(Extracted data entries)
□ □ □ □ □
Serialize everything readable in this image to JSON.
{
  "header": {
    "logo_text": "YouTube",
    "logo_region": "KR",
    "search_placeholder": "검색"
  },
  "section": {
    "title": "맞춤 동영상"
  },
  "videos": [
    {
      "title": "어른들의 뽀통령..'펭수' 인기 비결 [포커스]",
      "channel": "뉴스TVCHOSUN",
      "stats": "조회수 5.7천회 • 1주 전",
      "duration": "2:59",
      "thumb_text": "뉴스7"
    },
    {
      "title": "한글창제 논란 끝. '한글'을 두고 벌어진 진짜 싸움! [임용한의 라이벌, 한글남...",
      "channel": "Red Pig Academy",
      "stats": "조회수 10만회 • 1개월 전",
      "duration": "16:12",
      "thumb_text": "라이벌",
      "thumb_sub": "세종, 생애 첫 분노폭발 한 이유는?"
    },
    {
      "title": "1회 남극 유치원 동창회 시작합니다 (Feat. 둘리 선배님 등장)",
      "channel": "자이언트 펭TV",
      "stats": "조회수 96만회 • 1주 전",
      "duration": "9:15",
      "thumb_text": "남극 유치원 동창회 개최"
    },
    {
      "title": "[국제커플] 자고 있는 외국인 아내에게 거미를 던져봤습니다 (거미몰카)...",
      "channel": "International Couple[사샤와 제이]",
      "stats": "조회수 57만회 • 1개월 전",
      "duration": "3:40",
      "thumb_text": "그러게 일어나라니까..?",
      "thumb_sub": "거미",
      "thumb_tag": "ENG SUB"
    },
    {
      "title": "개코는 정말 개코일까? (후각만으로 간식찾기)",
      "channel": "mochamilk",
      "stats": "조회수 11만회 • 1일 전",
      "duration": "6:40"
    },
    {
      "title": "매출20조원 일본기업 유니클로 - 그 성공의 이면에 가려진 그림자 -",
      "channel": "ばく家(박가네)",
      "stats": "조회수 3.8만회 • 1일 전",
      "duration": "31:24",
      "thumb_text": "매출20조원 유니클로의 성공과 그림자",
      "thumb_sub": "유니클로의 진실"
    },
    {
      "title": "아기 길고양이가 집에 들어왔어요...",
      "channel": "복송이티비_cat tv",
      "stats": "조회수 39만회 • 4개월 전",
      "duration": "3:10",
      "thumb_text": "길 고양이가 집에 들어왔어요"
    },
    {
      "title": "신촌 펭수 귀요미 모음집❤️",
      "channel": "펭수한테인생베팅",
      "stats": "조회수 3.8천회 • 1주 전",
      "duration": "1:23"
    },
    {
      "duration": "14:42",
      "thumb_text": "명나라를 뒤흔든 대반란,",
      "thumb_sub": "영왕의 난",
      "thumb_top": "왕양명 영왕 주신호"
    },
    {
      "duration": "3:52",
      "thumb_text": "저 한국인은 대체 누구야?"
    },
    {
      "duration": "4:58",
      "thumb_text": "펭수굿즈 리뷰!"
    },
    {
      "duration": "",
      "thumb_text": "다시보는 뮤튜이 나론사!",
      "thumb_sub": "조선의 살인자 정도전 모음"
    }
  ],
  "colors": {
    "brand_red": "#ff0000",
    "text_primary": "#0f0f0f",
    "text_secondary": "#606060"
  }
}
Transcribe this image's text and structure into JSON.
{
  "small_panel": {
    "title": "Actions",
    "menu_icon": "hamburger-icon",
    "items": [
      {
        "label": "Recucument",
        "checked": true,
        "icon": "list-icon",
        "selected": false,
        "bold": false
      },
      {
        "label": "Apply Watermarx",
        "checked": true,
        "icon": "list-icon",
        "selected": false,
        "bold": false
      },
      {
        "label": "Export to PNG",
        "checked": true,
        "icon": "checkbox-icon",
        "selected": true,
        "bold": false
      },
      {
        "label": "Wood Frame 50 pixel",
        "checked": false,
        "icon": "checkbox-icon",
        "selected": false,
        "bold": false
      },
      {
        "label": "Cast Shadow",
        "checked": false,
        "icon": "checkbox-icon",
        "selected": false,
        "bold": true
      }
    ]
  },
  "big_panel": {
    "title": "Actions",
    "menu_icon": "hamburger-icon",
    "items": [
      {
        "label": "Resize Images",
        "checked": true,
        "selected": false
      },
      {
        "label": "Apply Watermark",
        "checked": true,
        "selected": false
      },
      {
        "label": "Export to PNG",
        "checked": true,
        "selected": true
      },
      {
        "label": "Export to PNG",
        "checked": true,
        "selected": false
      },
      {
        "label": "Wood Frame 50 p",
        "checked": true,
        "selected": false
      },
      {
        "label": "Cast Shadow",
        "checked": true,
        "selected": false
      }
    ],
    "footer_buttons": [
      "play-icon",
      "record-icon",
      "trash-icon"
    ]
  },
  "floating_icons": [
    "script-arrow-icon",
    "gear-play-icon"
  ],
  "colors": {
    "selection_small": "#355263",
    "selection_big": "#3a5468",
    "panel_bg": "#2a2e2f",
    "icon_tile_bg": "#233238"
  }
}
□ □ □ □ □
**Aim of the task**
Find every line in the records above that holds the word "title", and copy each one.

**The result**
    "title": "맞춤 동영상"
      "title": "어른들의 뽀통령..'펭수' 인기 비결 [포커스]",
      "title": "한글창제 논란 끝. '한글'을 두고 벌어진 진짜 싸움! [임용한의 라이벌, 한글남...",
      "title": "1회 남극 유치원 동창회 시작합니다 (Feat. 둘리 선배님 등장)",
      "title": "[국제커플] 자고 있는 외국인 아내에게 거미를 던져봤습니다 (거미몰카)...",
      "title": "개코는 정말 개코일까? (후각만으로 간식찾기)",
      "title": "매출20조원 일본기업 유니클로 - 그 성공의 이면에 가려진 그림자 -",
      "title": "아기 길고양이가 집에 들어왔어요...",
      "title": "신촌 펭수 귀요미 모음집❤️",
    "title": "Actions",
    "title": "Actions",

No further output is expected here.